● **CHALLENGE**
Your task is to repeat the listing exactly.

---- PROVIDED ENTRIES

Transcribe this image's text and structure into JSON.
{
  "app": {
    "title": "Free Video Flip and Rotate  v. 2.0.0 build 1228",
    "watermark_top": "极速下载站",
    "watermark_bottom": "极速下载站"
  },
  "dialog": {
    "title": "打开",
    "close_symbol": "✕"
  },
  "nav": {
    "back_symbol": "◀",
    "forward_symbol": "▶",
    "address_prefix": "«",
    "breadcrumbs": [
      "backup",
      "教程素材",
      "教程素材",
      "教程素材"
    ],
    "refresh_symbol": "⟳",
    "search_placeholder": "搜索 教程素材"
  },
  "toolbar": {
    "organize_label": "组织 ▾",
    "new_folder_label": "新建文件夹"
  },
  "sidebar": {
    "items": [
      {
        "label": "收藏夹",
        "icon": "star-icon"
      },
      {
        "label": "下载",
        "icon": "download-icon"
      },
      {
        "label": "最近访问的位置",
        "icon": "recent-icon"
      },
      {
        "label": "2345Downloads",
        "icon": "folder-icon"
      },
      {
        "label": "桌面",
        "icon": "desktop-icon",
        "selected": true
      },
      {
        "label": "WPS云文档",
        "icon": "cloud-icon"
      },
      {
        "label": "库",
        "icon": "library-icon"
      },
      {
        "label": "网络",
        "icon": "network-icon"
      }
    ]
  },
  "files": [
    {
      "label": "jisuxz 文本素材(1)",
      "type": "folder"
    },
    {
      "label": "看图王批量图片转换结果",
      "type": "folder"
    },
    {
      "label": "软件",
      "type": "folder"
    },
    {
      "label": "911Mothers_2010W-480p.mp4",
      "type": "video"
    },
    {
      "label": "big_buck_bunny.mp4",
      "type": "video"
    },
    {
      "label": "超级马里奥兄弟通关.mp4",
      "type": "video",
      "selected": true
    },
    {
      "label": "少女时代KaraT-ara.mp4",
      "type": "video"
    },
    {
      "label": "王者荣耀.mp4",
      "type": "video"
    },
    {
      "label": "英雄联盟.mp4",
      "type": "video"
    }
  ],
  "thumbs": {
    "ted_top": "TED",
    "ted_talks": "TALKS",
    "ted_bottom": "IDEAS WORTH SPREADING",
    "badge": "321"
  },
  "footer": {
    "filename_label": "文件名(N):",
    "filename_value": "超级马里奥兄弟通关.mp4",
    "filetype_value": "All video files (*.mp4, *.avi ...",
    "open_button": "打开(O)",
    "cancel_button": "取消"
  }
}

--------

● **THE ANSWER**
Transcribe this image's text and structure into JSON.
{
  "app": {
    "title": "Free Video Flip and Rotate  v. 2.0.0 build 1228",
    "watermark_top": "极速下载站",
    "watermark_bottom": "极速下载站"
  },
  "dialog": {
    "title": "打开",
    "close_symbol": "✕"
  },
  "nav": {
    "back_symbol": "◀",
    "forward_symbol": "▶",
    "address_prefix": "«",
    "breadcrumbs": [
      "backup",
      "教程素材",
      "教程素材",
      "教程素材"
    ],
    "refresh_symbol": "⟳",
    "search_placeholder": "搜索 教程素材"
  },
  "toolbar": {
    "organize_label": "组织 ▾",
    "new_folder_label": "新建文件夹"
  },
  "sidebar": {
    "items": [
      {
        "label": "收藏夹",
        "icon": "star-icon"
      },
      {
        "label": "下载",
        "icon": "download-icon"
      },
      {
        "label": "最近访问的位置",
        "icon": "recent-icon"
      },
      {
        "label": "2345Downloads",
        "icon": "folder-icon"
      },
      {
        "label": "桌面",
        "icon": "desktop-icon",
        "selected": true
      },
      {
        "label": "WPS云文档",
        "icon": "cloud-icon"
      },
      {
        "label": "库",
        "icon": "library-icon"
      },
      {
        "label": "网络",
        "icon": "network-icon"
      }
    ]
  },
  "files": [
    {
      "label": "jisuxz 文本素材(1)",
      "type": "folder"
    },
    {
      "label": "看图王批量图片转换结果",
      "type": "folder"
    },
    {
      "label": "软件",
      "type": "folder"
    },
    {
      "label": "911Mothers_2010W-480p.mp4",
      "type": "video"
    },
    {
      "label": "big_buck_bunny.mp4",
      "type": "video"
    },
    {
      "label": "超级马里奥兄弟通关.mp4",
      "type": "video",
      "selected": true
    },
    {
      "label": "少女时代KaraT-ara.mp4",
      "type": "video"
    },
    {
      "label": "王者荣耀.mp4",
      "type": "video"
    },
    {
      "label": "英雄联盟.mp4",
      "type": "video"
    }
  ],
  "thumbs": {
    "ted_top": "TED",
    "ted_talks": "TALKS",
    "ted_bottom": "IDEAS WORTH SPREADING",
    "badge": "321"
  },
  "footer": {
    "filename_label": "文件名(N):",
    "filename_value": "超级马里奥兄弟通关.mp4",
    "filetype_value": "All video files (*.mp4, *.avi ...",
    "open_button": "打开(O)",
    "cancel_button": "取消"
  }
}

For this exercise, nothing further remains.